====== Material for this exercise ======
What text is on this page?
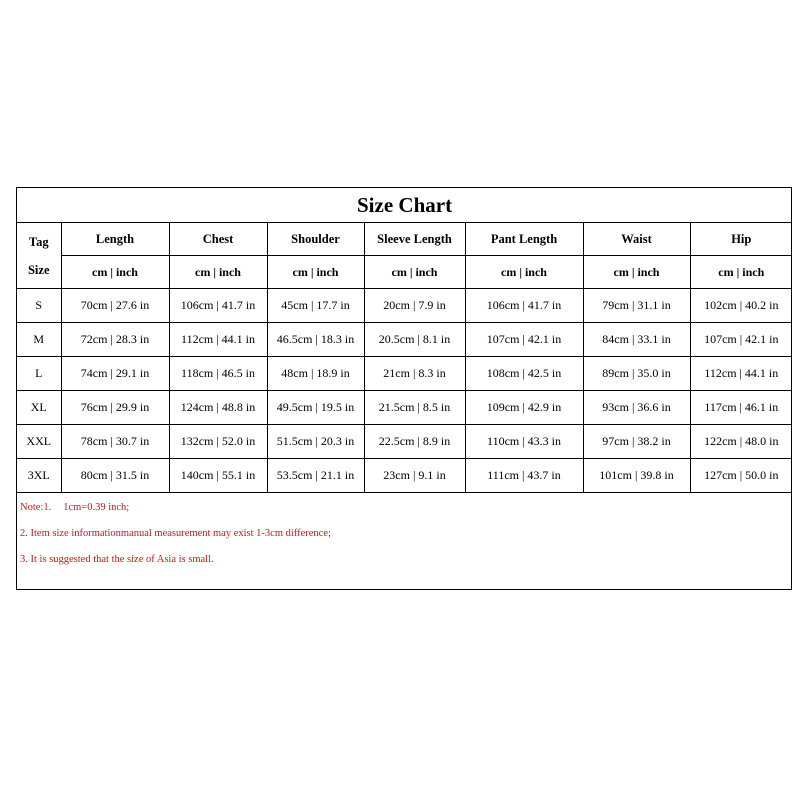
Size Chart							

Tag
Size	Length	Chest	Shoulder	Sleeve Length	Pant Length	Waist	Hip
	cm | inch	cm | inch	cm | inch	cm | inch	cm | inch	cm | inch	cm | inch
S	70cm | 27.6 in	106cm | 41.7 in	45cm | 17.7 in	20cm | 7.9 in	106cm | 41.7 in	79cm | 31.1 in	102cm | 40.2 in
M	72cm | 28.3 in	112cm | 44.1 in	46.5cm | 18.3 in	20.5cm | 8.1 in	107cm | 42.1 in	84cm | 33.1 in	107cm | 42.1 in
L	74cm | 29.1 in	118cm | 46.5 in	48cm | 18.9 in	21cm | 8.3 in	108cm | 42.5 in	89cm | 35.0 in	112cm | 44.1 in
XL	76cm | 29.9 in	124cm | 48.8 in	49.5cm | 19.5 in	21.5cm | 8.5 in	109cm | 42.9 in	93cm | 36.6 in	117cm | 46.1 in
XXL	78cm | 30.7 in	132cm | 52.0 in	51.5cm | 20.3 in	22.5cm | 8.9 in	110cm | 43.3 in	97cm | 38.2 in	122cm | 48.0 in
3XL	80cm | 31.5 in	140cm | 55.1 in	53.5cm | 21.1 in	23cm | 9.1 in	111cm | 43.7 in	101cm | 39.8 in	127cm | 50.0 in
Note:1. 1cm=0.39 inch;
2. Item size informationmanual measurement may exist 1-3cm difference;
3. It is suggested that the size of Asia is small.
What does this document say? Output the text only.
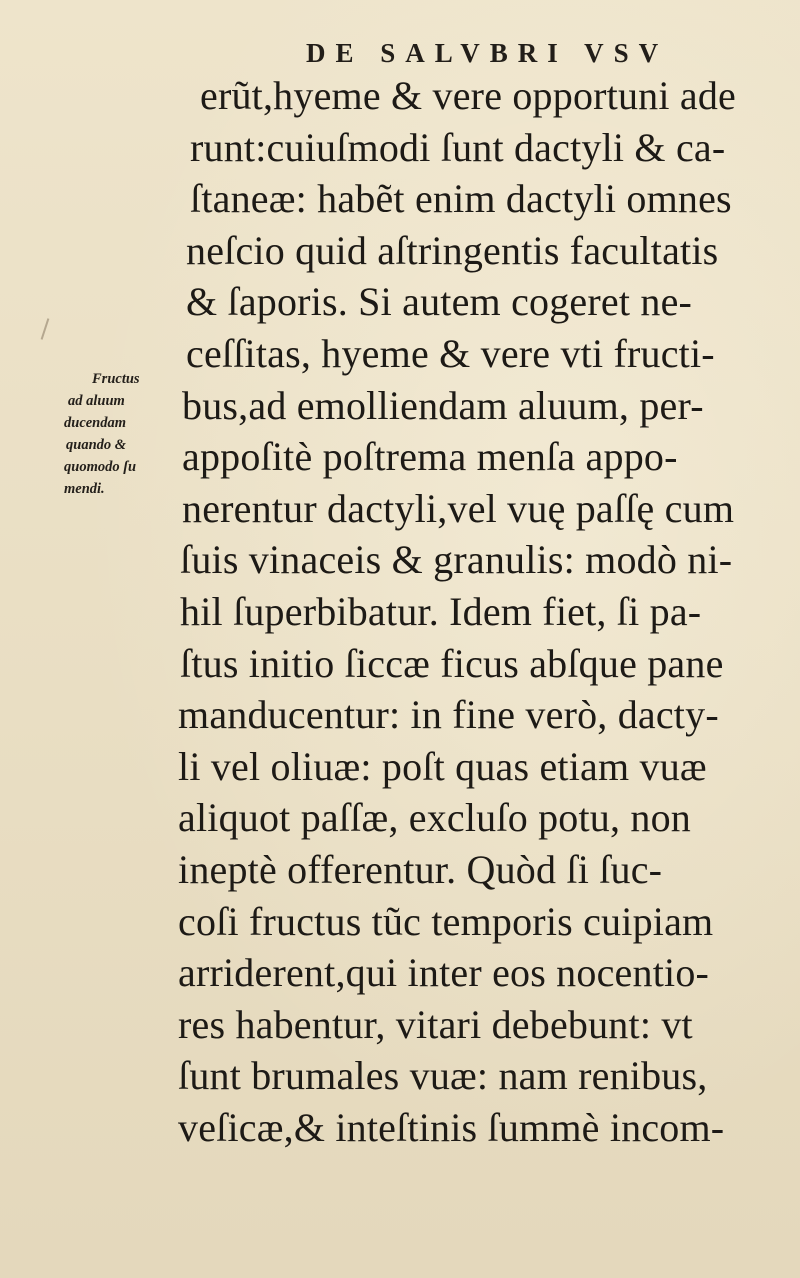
DE SALVBRI VSV
Fructus
ad aluum
ducendam
quando &
quomodo ſu
mendi.
erũt,hyeme & vere opportuni ade
runt:cuiuſmodi ſunt dactyli & ca-
ſtaneæ: habẽt enim dactyli omnes
neſcio quid aſtringentis facultatis
& ſaporis. Si autem cogeret ne-
ceſſitas, hyeme & vere vti fructi-
bus,ad emolliendam aluum, per-
appoſitè poſtrema menſa appo-
nerentur dactyli,vel vuę paſſę cum
ſuis vinaceis & granulis: modò ni-
hil ſuperbibatur. Idem fiet, ſi pa-
ſtus initio ſiccæ ficus abſque pane
manducentur: in fine verò, dacty-
li vel oliuæ: poſt quas etiam vuæ
aliquot paſſæ, excluſo potu, non
ineptè offerentur. Quòd ſi ſuc-
coſi fructus tũc temporis cuipiam
arriderent,qui inter eos nocentio-
res habentur, vitari debebunt: vt
ſunt brumales vuæ: nam renibus,
veſicæ,& inteſtinis ſummè incom-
======
Task details: Write the material out again exactly as it appears, dropping the pictures.

Finished exercise:
What text is on this page?
Size Chart							

Tag
Size	Length	Chest	Shoulder	Sleeve Length	Pant Length	Waist	Hip
	cm | inch	cm | inch	cm | inch	cm | inch	cm | inch	cm | inch	cm | inch
S	70cm | 27.6 in	106cm | 41.7 in	45cm | 17.7 in	20cm | 7.9 in	106cm | 41.7 in	79cm | 31.1 in	102cm | 40.2 in
M	72cm | 28.3 in	112cm | 44.1 in	46.5cm | 18.3 in	20.5cm | 8.1 in	107cm | 42.1 in	84cm | 33.1 in	107cm | 42.1 in
L	74cm | 29.1 in	118cm | 46.5 in	48cm | 18.9 in	21cm | 8.3 in	108cm | 42.5 in	89cm | 35.0 in	112cm | 44.1 in
XL	76cm | 29.9 in	124cm | 48.8 in	49.5cm | 19.5 in	21.5cm | 8.5 in	109cm | 42.9 in	93cm | 36.6 in	117cm | 46.1 in
XXL	78cm | 30.7 in	132cm | 52.0 in	51.5cm | 20.3 in	22.5cm | 8.9 in	110cm | 43.3 in	97cm | 38.2 in	122cm | 48.0 in
3XL	80cm | 31.5 in	140cm | 55.1 in	53.5cm | 21.1 in	23cm | 9.1 in	111cm | 43.7 in	101cm | 39.8 in	127cm | 50.0 in
Note:1. 1cm=0.39 inch;
2. Item size informationmanual measurement may exist 1-3cm difference;
3. It is suggested that the size of Asia is small.
What does this document say? Output the text only.
DE SALVBRI VSV
Fructus
ad aluum
ducendam
quando &
quomodo ſu
mendi.
erũt,hyeme & vere opportuni ade
runt:cuiuſmodi ſunt dactyli & ca-
ſtaneæ: habẽt enim dactyli omnes
neſcio quid aſtringentis facultatis
& ſaporis. Si autem cogeret ne-
ceſſitas, hyeme & vere vti fructi-
bus,ad emolliendam aluum, per-
appoſitè poſtrema menſa appo-
nerentur dactyli,vel vuę paſſę cum
ſuis vinaceis & granulis: modò ni-
hil ſuperbibatur. Idem fiet, ſi pa-
ſtus initio ſiccæ ficus abſque pane
manducentur: in fine verò, dacty-
li vel oliuæ: poſt quas etiam vuæ
aliquot paſſæ, excluſo potu, non
ineptè offerentur. Quòd ſi ſuc-
coſi fructus tũc temporis cuipiam
arriderent,qui inter eos nocentio-
res habentur, vitari debebunt: vt
ſunt brumales vuæ: nam renibus,
veſicæ,& inteſtinis ſummè incom-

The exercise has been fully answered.